# WHAT IS REQUIRED
Gather all lines from the material that contain the word "Failures".

# INFORMATION GIVEN
↓

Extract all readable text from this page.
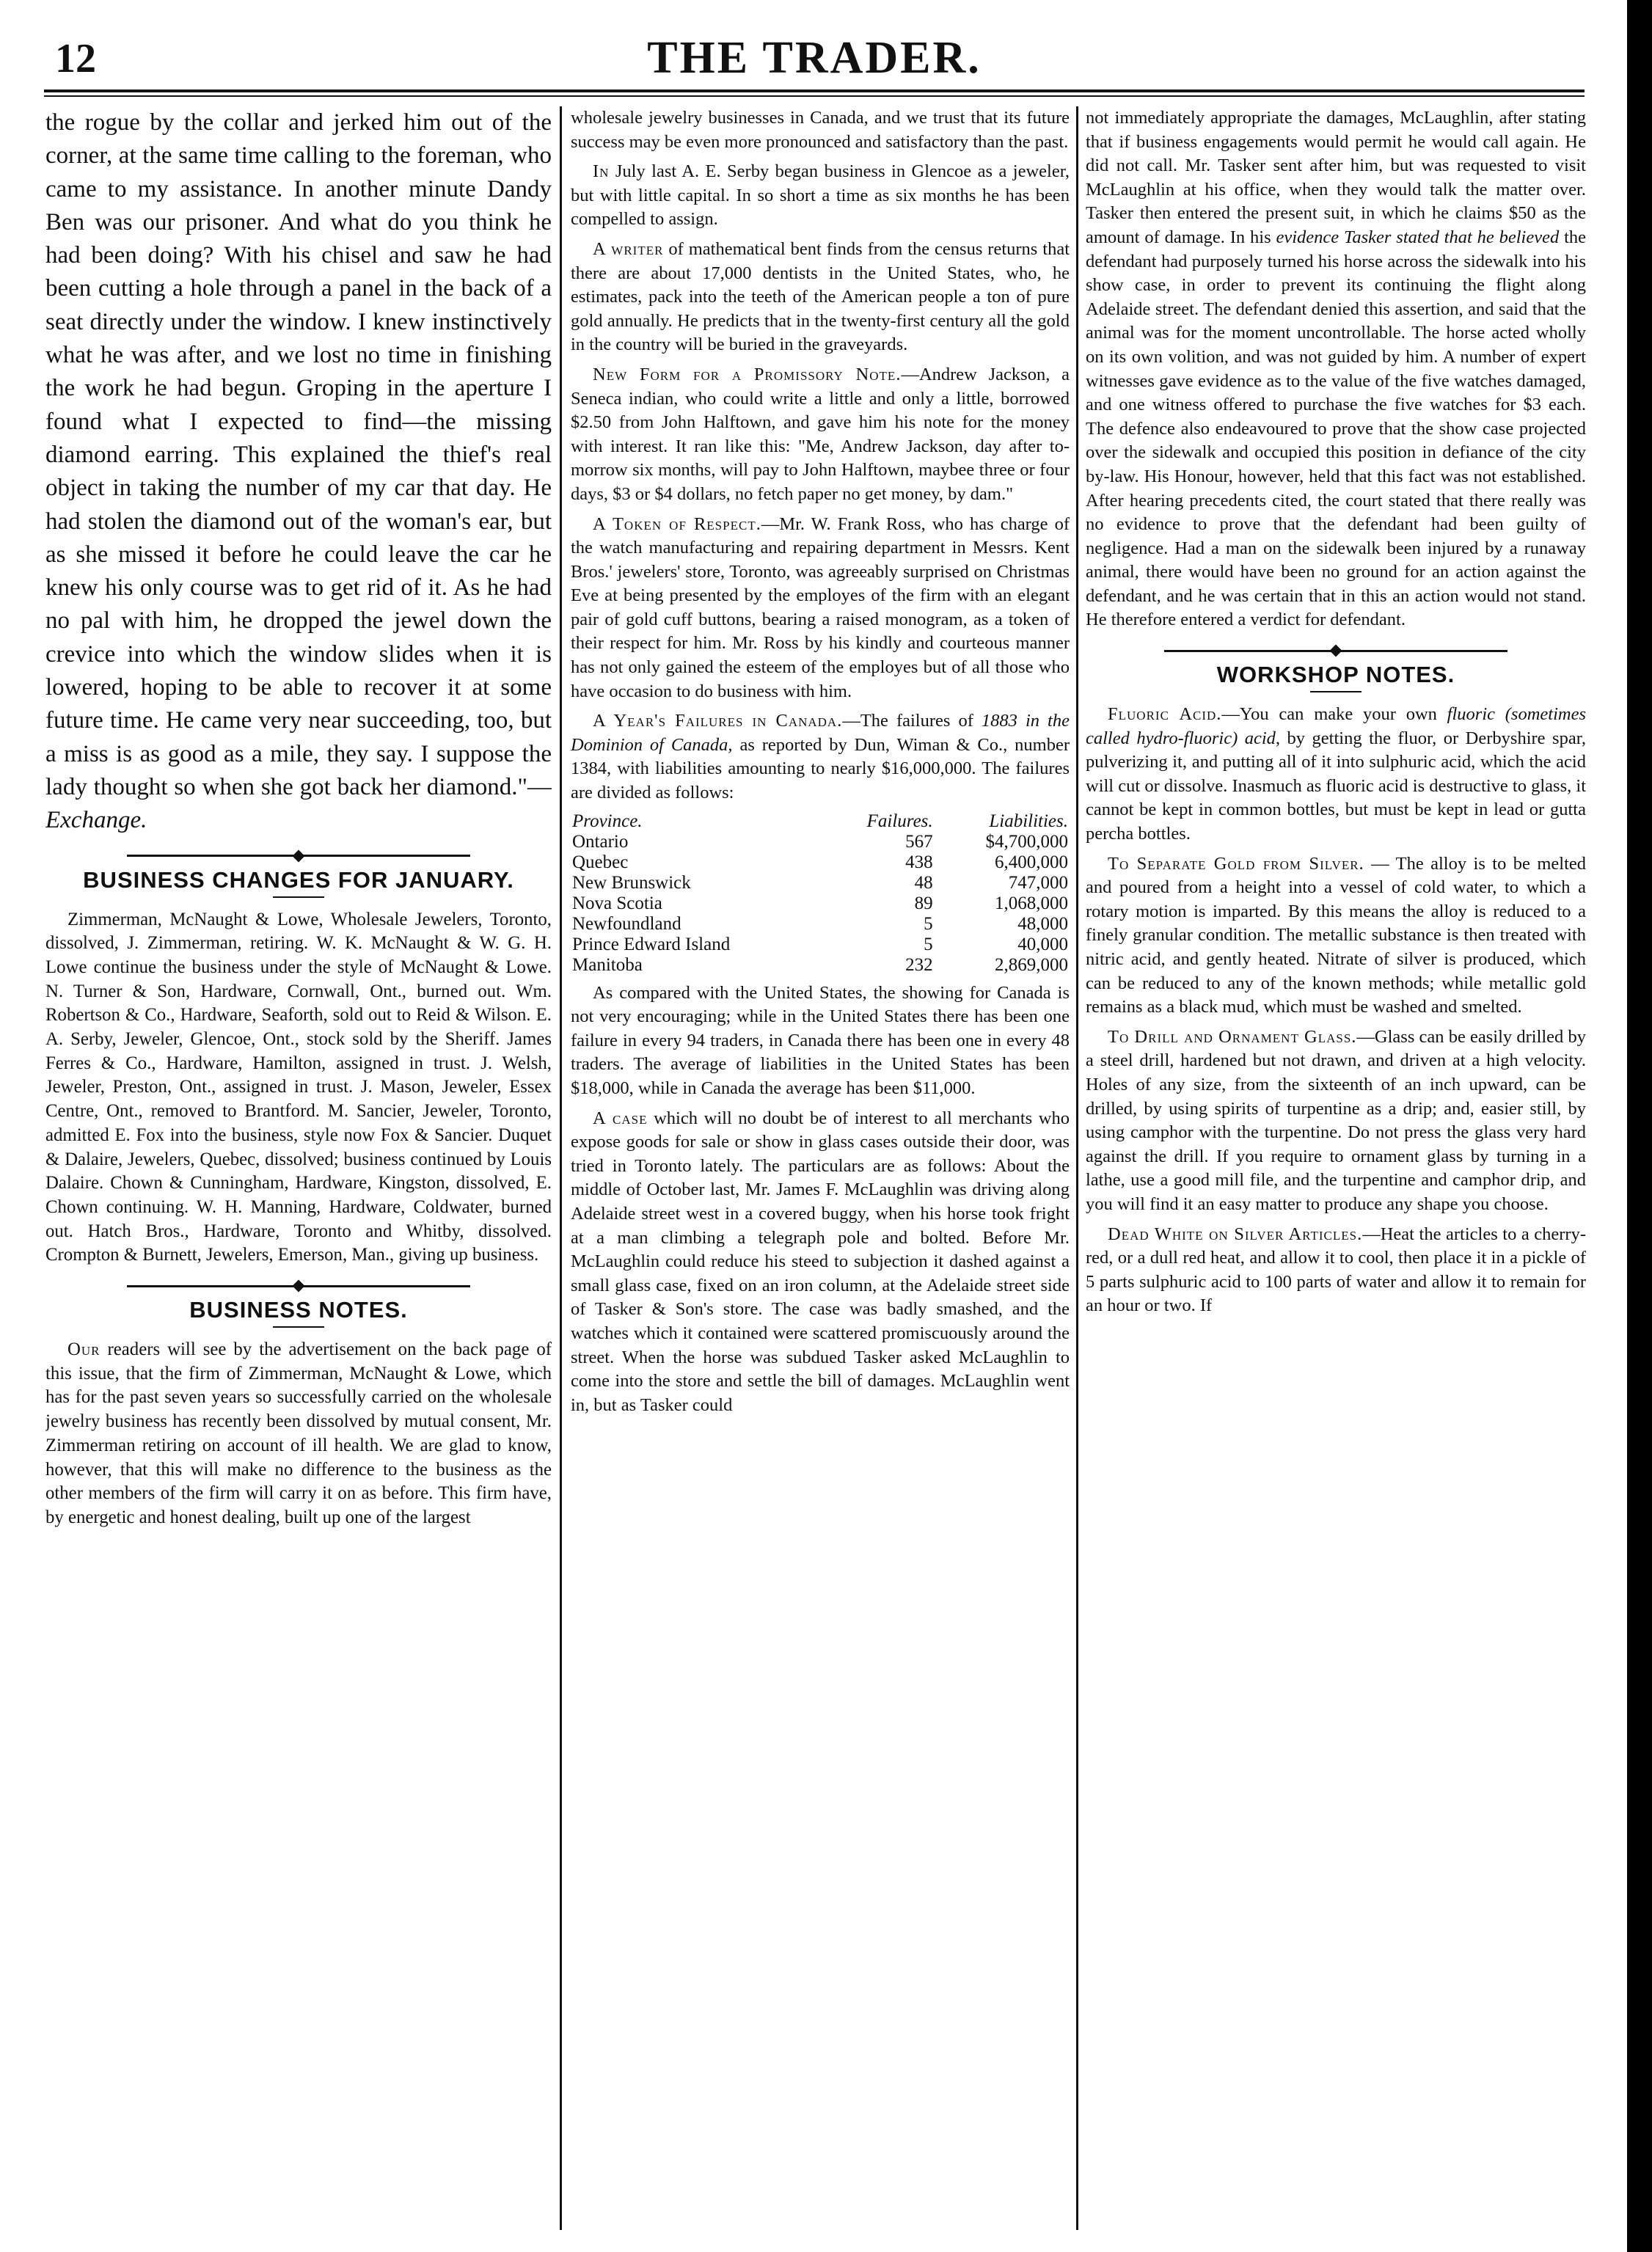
12	THE TRADER.

the rogue by the collar and jerked him out of the corner, at the same time calling to the foreman, who came to my assistance. In another minute Dandy Ben was our prisoner. And what do you think he had been doing? With his chisel and saw he had been cutting a hole through a panel in the back of a seat directly under the window. I knew instinctively what he was after, and we lost no time in finishing the work he had begun. Groping in the aperture I found what I expected to find—the missing diamond earring. This explained the thief's real object in taking the number of my car that day. He had stolen the diamond out of the woman's ear, but as she missed it before he could leave the car he knew his only course was to get rid of it. As he had no pal with him, he dropped the jewel down the crevice into which the window slides when it is lowered, hoping to be able to recover it at some future time. He came very near succeeding, too, but a miss is as good as a mile, they say. I suppose the lady thought so when she got back her diamond."—Exchange.

BUSINESS CHANGES FOR JANUARY.

Zimmerman, McNaught & Lowe, Wholesale Jewelers, Toronto, dissolved, J. Zimmerman, retiring. W. K. McNaught & W. G. H. Lowe continue the business under the style of McNaught & Lowe. N. Turner & Son, Hardware, Cornwall, Ont., burned out. Wm. Robertson & Co., Hardware, Seaforth, sold out to Reid & Wilson. E. A. Serby, Jeweler, Glencoe, Ont., stock sold by the Sheriff. James Ferres & Co., Hardware, Hamilton, assigned in trust. J. Welsh, Jeweler, Preston, Ont., assigned in trust. J. Mason, Jeweler, Essex Centre, Ont., removed to Brantford. M. Sancier, Jeweler, Toronto, admitted E. Fox into the business, style now Fox & Sancier. Duquet & Dalaire, Jewelers, Quebec, dissolved; business continued by Louis Dalaire. Chown & Cunningham, Hardware, Kingston, dissolved, E. Chown continuing. W. H. Manning, Hardware, Coldwater, burned out. Hatch Bros., Hardware, Toronto and Whitby, dissolved. Crompton & Burnett, Jewelers, Emerson, Man., giving up business.

BUSINESS NOTES.

Our readers will see by the advertisement on the back page of this issue, that the firm of Zimmerman, McNaught & Lowe, which has for the past seven years so successfully carried on the wholesale jewelry business has recently been dissolved by mutual consent, Mr. Zimmerman retiring on account of ill health. We are glad to know, however, that this will make no difference to the business as the other members of the firm will carry it on as before. This firm have, by energetic and honest dealing, built up one of the largest

wholesale jewelry businesses in Canada, and we trust that its future success may be even more pronounced and satisfactory than the past.

In July last A. E. Serby began business in Glencoe as a jeweler, but with little capital. In so short a time as six months he has been compelled to assign.

A writer of mathematical bent finds from the census returns that there are about 17,000 dentists in the United States, who, he estimates, pack into the teeth of the American people a ton of pure gold annually. He predicts that in the twenty-first century all the gold in the country will be buried in the graveyards.

New Form for a Promissory Note.—Andrew Jackson, a Seneca indian, who could write a little and only a little, borrowed $2.50 from John Halftown, and gave him his note for the money with interest. It ran like this: "Me, Andrew Jackson, day after to-morrow six months, will pay to John Halftown, maybee three or four days, $3 or $4 dollars, no fetch paper no get money, by dam."

A Token of Respect.—Mr. W. Frank Ross, who has charge of the watch manufacturing and repairing department in Messrs. Kent Bros.' jewelers' store, Toronto, was agreeably surprised on Christmas Eve at being presented by the employes of the firm with an elegant pair of gold cuff buttons, bearing a raised monogram, as a token of their respect for him. Mr. Ross by his kindly and courteous manner has not only gained the esteem of the employes but of all those who have occasion to do business with him.

A Year's Failures in Canada.—The failures of 1883 in the Dominion of Canada, as reported by Dun, Wiman & Co., number 1384, with liabilities amounting to nearly $16,000,000. The failures are divided as follows:

Province.	Failures.	Liabilities.
Ontario	567	$4,700,000
Quebec	438	6,400,000
New Brunswick	48	747,000
Nova Scotia	89	1,068,000
Newfoundland	5	48,000
Prince Edward Island	5	40,000
Manitoba	232	2,869,000

As compared with the United States, the showing for Canada is not very encouraging; while in the United States there has been one failure in every 94 traders, in Canada there has been one in every 48 traders. The average of liabilities in the United States has been $18,000, while in Canada the average has been $11,000.

A case which will no doubt be of interest to all merchants who expose goods for sale or show in glass cases outside their door, was tried in Toronto lately. The particulars are as follows: About the middle of October last, Mr. James F. McLaughlin was driving along Adelaide street west in a covered buggy, when his horse took fright at a man climbing a telegraph pole and bolted. Before Mr. McLaughlin could reduce his steed to subjection it dashed against a small glass case, fixed on an iron column, at the Adelaide street side of Tasker & Son's store. The case was badly smashed, and the watches which it contained were scattered promiscuously around the street. When the horse was subdued Tasker asked McLaughlin to come into the store and settle the bill of damages. McLaughlin went in, but as Tasker could

not immediately appropriate the damages, McLaughlin, after stating that if business engagements would permit he would call again. He did not call. Mr. Tasker sent after him, but was requested to visit McLaughlin at his office, when they would talk the matter over. Tasker then entered the present suit, in which he claims $50 as the amount of damage. In his evidence Tasker stated that he believed the defendant had purposely turned his horse across the sidewalk into his show case, in order to prevent its continuing the flight along Adelaide street. The defendant denied this assertion, and said that the animal was for the moment uncontrollable. The horse acted wholly on its own volition, and was not guided by him. A number of expert witnesses gave evidence as to the value of the five watches damaged, and one witness offered to purchase the five watches for $3 each. The defence also endeavoured to prove that the show case projected over the sidewalk and occupied this position in defiance of the city by-law. His Honour, however, held that this fact was not established. After hearing precedents cited, the court stated that there really was no evidence to prove that the defendant had been guilty of negligence. Had a man on the sidewalk been injured by a runaway animal, there would have been no ground for an action against the defendant, and he was certain that in this an action would not stand. He therefore entered a verdict for defendant.

WORKSHOP NOTES.

Fluoric Acid.—You can make your own fluoric (sometimes called hydro-fluoric) acid, by getting the fluor, or Derbyshire spar, pulverizing it, and putting all of it into sulphuric acid, which the acid will cut or dissolve. Inasmuch as fluoric acid is destructive to glass, it cannot be kept in common bottles, but must be kept in lead or gutta percha bottles.

To Separate Gold from Silver. — The alloy is to be melted and poured from a height into a vessel of cold water, to which a rotary motion is imparted. By this means the alloy is reduced to a finely granular condition. The metallic substance is then treated with nitric acid, and gently heated. Nitrate of silver is produced, which can be reduced to any of the known methods; while metallic gold remains as a black mud, which must be washed and smelted.

To Drill and Ornament Glass.—Glass can be easily drilled by a steel drill, hardened but not drawn, and driven at a high velocity. Holes of any size, from the sixteenth of an inch upward, can be drilled, by using spirits of turpentine as a drip; and, easier still, by using camphor with the turpentine. Do not press the glass very hard against the drill. If you require to ornament glass by turning in a lathe, use a good mill file, and the turpentine and camphor drip, and you will find it an easy matter to produce any shape you choose.

Dead White on Silver Articles.—Heat the articles to a cherry-red, or a dull red heat, and allow it to cool, then place it in a pickle of 5 parts sulphuric acid to 100 parts of water and allow it to remain for an hour or two. If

↑

# FULL ANSWER
A Year's Failures in Canada.—The failures of 1883 in the Dominion of Canada, as reported by Dun, Wiman & Co., number 1384, with liabilities amounting to nearly $16,000,000. The failures are divided as follows:
Province.	Failures.	Liabilities.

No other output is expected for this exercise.